-- Begin THE INPUT --
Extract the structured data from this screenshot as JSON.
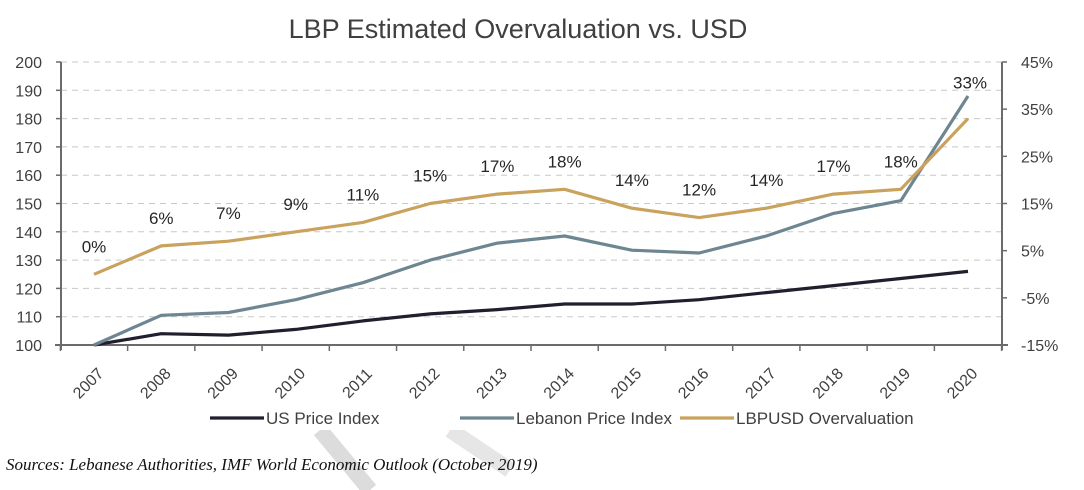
{
  "chart_data": {
    "type": "line",
    "title": "LBP Estimated Overvaluation vs. USD",
    "xlabel": "",
    "ylabel": "",
    "y2label": "",
    "categories": [
      "2007",
      "2008",
      "2009",
      "2010",
      "2011",
      "2012",
      "2013",
      "2014",
      "2015",
      "2016",
      "2017",
      "2018",
      "2019",
      "2020"
    ],
    "ylim": [
      100,
      200
    ],
    "yticks": [
      100,
      110,
      120,
      130,
      140,
      150,
      160,
      170,
      180,
      190,
      200
    ],
    "y2lim": [
      -15,
      45
    ],
    "y2ticks": [
      -15,
      -5,
      5,
      15,
      25,
      35,
      45
    ],
    "y2tick_labels": [
      "-15%",
      "-5%",
      "5%",
      "15%",
      "25%",
      "35%",
      "45%"
    ],
    "grid": true,
    "legend_position": "bottom",
    "series": [
      {
        "name": "US Price Index",
        "axis": "left",
        "color": "#1f1f2e",
        "values": [
          100,
          104,
          103.5,
          105.5,
          108.5,
          111,
          112.5,
          114.5,
          114.5,
          116,
          118.5,
          121,
          123.5,
          126
        ]
      },
      {
        "name": "Lebanon Price Index",
        "axis": "left",
        "color": "#6e8592",
        "values": [
          100,
          110.5,
          111.5,
          116,
          122,
          130,
          136,
          138.5,
          133.5,
          132.5,
          138.5,
          146.5,
          151,
          188
        ]
      },
      {
        "name": "LBPUSD Overvaluation",
        "axis": "right",
        "color": "#c9a25e",
        "values": [
          0,
          6,
          7,
          9,
          11,
          15,
          17,
          18,
          14,
          12,
          14,
          17,
          18,
          33
        ],
        "data_labels": [
          "0%",
          "6%",
          "7%",
          "9%",
          "11%",
          "15%",
          "17%",
          "18%",
          "14%",
          "12%",
          "14%",
          "17%",
          "18%",
          "33%"
        ]
      }
    ]
  },
  "source_note": "Sources: Lebanese Authorities, IMF World Economic Outlook (October 2019)"
}
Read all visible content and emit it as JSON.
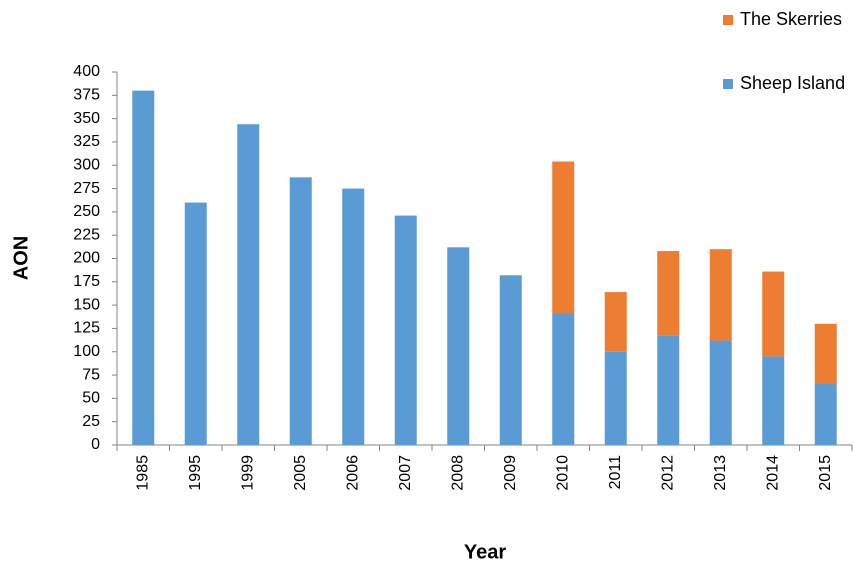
{
  "chart_data": {
    "type": "stacked_bar",
    "x_label": "Year",
    "y_label": "AON",
    "categories": [
      "1985",
      "1995",
      "1999",
      "2005",
      "2006",
      "2007",
      "2008",
      "2009",
      "2010",
      "2011",
      "2012",
      "2013",
      "2014",
      "2015"
    ],
    "series": [
      {
        "name": "Sheep Island",
        "color": "#5b9bd5",
        "values": [
          380,
          260,
          344,
          287,
          275,
          246,
          212,
          182,
          141,
          100,
          117,
          112,
          95,
          66
        ]
      },
      {
        "name": "The Skerries",
        "color": "#ed7d31",
        "values": [
          null,
          null,
          null,
          null,
          null,
          null,
          null,
          null,
          163,
          64,
          91,
          98,
          91,
          64
        ]
      }
    ],
    "ylim": [
      0,
      400
    ],
    "yticks": [
      0,
      25,
      50,
      75,
      100,
      125,
      150,
      175,
      200,
      225,
      250,
      275,
      300,
      325,
      350,
      375,
      400
    ],
    "legend": "top-right"
  }
}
-- End THE INPUT --
[TASK OBJECTIVE] Leave out the pictures and print each record exactly as it stands.

[TASK SOLUTION]
Extract the structured data from this screenshot as JSON.
{
  "chart_data": {
    "type": "line",
    "title": "LBP Estimated Overvaluation vs. USD",
    "xlabel": "",
    "ylabel": "",
    "y2label": "",
    "categories": [
      "2007",
      "2008",
      "2009",
      "2010",
      "2011",
      "2012",
      "2013",
      "2014",
      "2015",
      "2016",
      "2017",
      "2018",
      "2019",
      "2020"
    ],
    "ylim": [
      100,
      200
    ],
    "yticks": [
      100,
      110,
      120,
      130,
      140,
      150,
      160,
      170,
      180,
      190,
      200
    ],
    "y2lim": [
      -15,
      45
    ],
    "y2ticks": [
      -15,
      -5,
      5,
      15,
      25,
      35,
      45
    ],
    "y2tick_labels": [
      "-15%",
      "-5%",
      "5%",
      "15%",
      "25%",
      "35%",
      "45%"
    ],
    "grid": true,
    "legend_position": "bottom",
    "series": [
      {
        "name": "US Price Index",
        "axis": "left",
        "color": "#1f1f2e",
        "values": [
          100,
          104,
          103.5,
          105.5,
          108.5,
          111,
          112.5,
          114.5,
          114.5,
          116,
          118.5,
          121,
          123.5,
          126
        ]
      },
      {
        "name": "Lebanon Price Index",
        "axis": "left",
        "color": "#6e8592",
        "values": [
          100,
          110.5,
          111.5,
          116,
          122,
          130,
          136,
          138.5,
          133.5,
          132.5,
          138.5,
          146.5,
          151,
          188
        ]
      },
      {
        "name": "LBPUSD Overvaluation",
        "axis": "right",
        "color": "#c9a25e",
        "values": [
          0,
          6,
          7,
          9,
          11,
          15,
          17,
          18,
          14,
          12,
          14,
          17,
          18,
          33
        ],
        "data_labels": [
          "0%",
          "6%",
          "7%",
          "9%",
          "11%",
          "15%",
          "17%",
          "18%",
          "14%",
          "12%",
          "14%",
          "17%",
          "18%",
          "33%"
        ]
      }
    ]
  },
  "source_note": "Sources: Lebanese Authorities, IMF World Economic Outlook (October 2019)"
}
Read all visible content and emit it as JSON.
{
  "chart_data": {
    "type": "stacked_bar",
    "x_label": "Year",
    "y_label": "AON",
    "categories": [
      "1985",
      "1995",
      "1999",
      "2005",
      "2006",
      "2007",
      "2008",
      "2009",
      "2010",
      "2011",
      "2012",
      "2013",
      "2014",
      "2015"
    ],
    "series": [
      {
        "name": "Sheep Island",
        "color": "#5b9bd5",
        "values": [
          380,
          260,
          344,
          287,
          275,
          246,
          212,
          182,
          141,
          100,
          117,
          112,
          95,
          66
        ]
      },
      {
        "name": "The Skerries",
        "color": "#ed7d31",
        "values": [
          null,
          null,
          null,
          null,
          null,
          null,
          null,
          null,
          163,
          64,
          91,
          98,
          91,
          64
        ]
      }
    ],
    "ylim": [
      0,
      400
    ],
    "yticks": [
      0,
      25,
      50,
      75,
      100,
      125,
      150,
      175,
      200,
      225,
      250,
      275,
      300,
      325,
      350,
      375,
      400
    ],
    "legend": "top-right"
  }
}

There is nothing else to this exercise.